YOUR GOAL: Output each entry verbatim and exclude every picture from it.

--------------------------------------------------

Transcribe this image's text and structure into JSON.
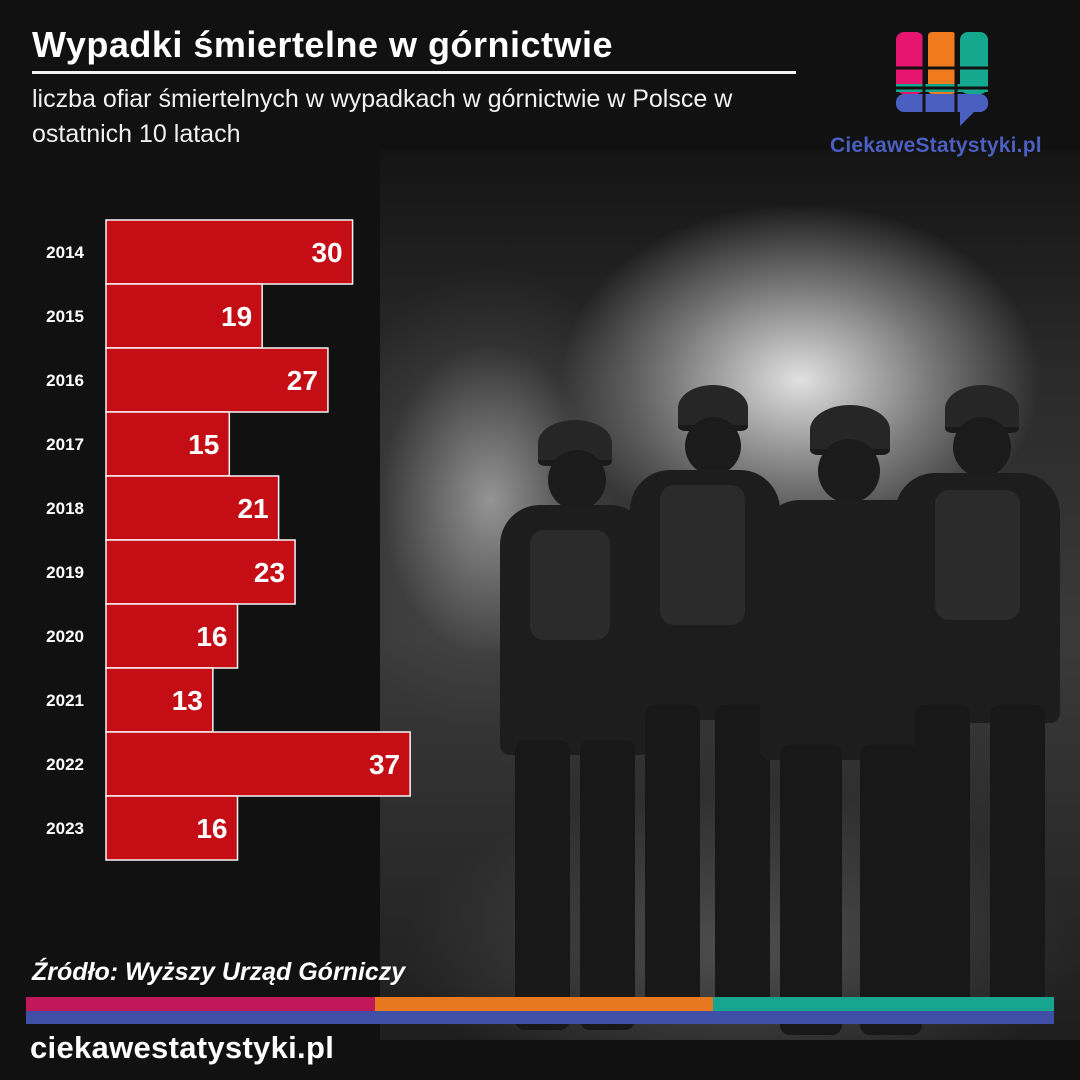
{
  "header": {
    "title": "Wypadki śmiertelne w górnictwie",
    "subtitle": "liczba ofiar śmiertelnych w wypadkach w górnictwie w Polsce w ostatnich 10 latach"
  },
  "logo": {
    "text": "CiekaweStatystyki.pl",
    "icon": "chart-speech-bubble-icon",
    "colors": [
      "#e7156f",
      "#f07a1e",
      "#14a88f",
      "#4a5fc0"
    ]
  },
  "chart_data": {
    "type": "bar",
    "orientation": "horizontal",
    "categories": [
      "2014",
      "2015",
      "2016",
      "2017",
      "2018",
      "2019",
      "2020",
      "2021",
      "2022",
      "2023"
    ],
    "values": [
      30,
      19,
      27,
      15,
      21,
      23,
      16,
      13,
      37,
      16
    ],
    "title": "",
    "xlabel": "",
    "ylabel": "",
    "bar_color": "#c40d15",
    "grid": false
  },
  "source": "Źródło: Wyższy Urząd Górniczy",
  "footer": {
    "site": "ciekawestatystyki.pl",
    "stripe_colors": [
      "#c2185b",
      "#e8781f",
      "#16a58f"
    ],
    "stripe_bottom_color": "#3f4fa6"
  },
  "background": {
    "icon": "miners-walking-into-tunnel-photo"
  }
}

--------------------------------------------------

FINISHED EXERCISE:
Transcribe this image's text and structure into JSON.
{
  "header": {
    "title": "Wypadki śmiertelne w górnictwie",
    "subtitle": "liczba ofiar śmiertelnych w wypadkach w górnictwie w Polsce w ostatnich 10 latach"
  },
  "logo": {
    "text": "CiekaweStatystyki.pl",
    "icon": "chart-speech-bubble-icon",
    "colors": [
      "#e7156f",
      "#f07a1e",
      "#14a88f",
      "#4a5fc0"
    ]
  },
  "chart_data": {
    "type": "bar",
    "orientation": "horizontal",
    "categories": [
      "2014",
      "2015",
      "2016",
      "2017",
      "2018",
      "2019",
      "2020",
      "2021",
      "2022",
      "2023"
    ],
    "values": [
      30,
      19,
      27,
      15,
      21,
      23,
      16,
      13,
      37,
      16
    ],
    "title": "",
    "xlabel": "",
    "ylabel": "",
    "bar_color": "#c40d15",
    "grid": false
  },
  "source": "Źródło: Wyższy Urząd Górniczy",
  "footer": {
    "site": "ciekawestatystyki.pl",
    "stripe_colors": [
      "#c2185b",
      "#e8781f",
      "#16a58f"
    ],
    "stripe_bottom_color": "#3f4fa6"
  },
  "background": {
    "icon": "miners-walking-into-tunnel-photo"
  }
}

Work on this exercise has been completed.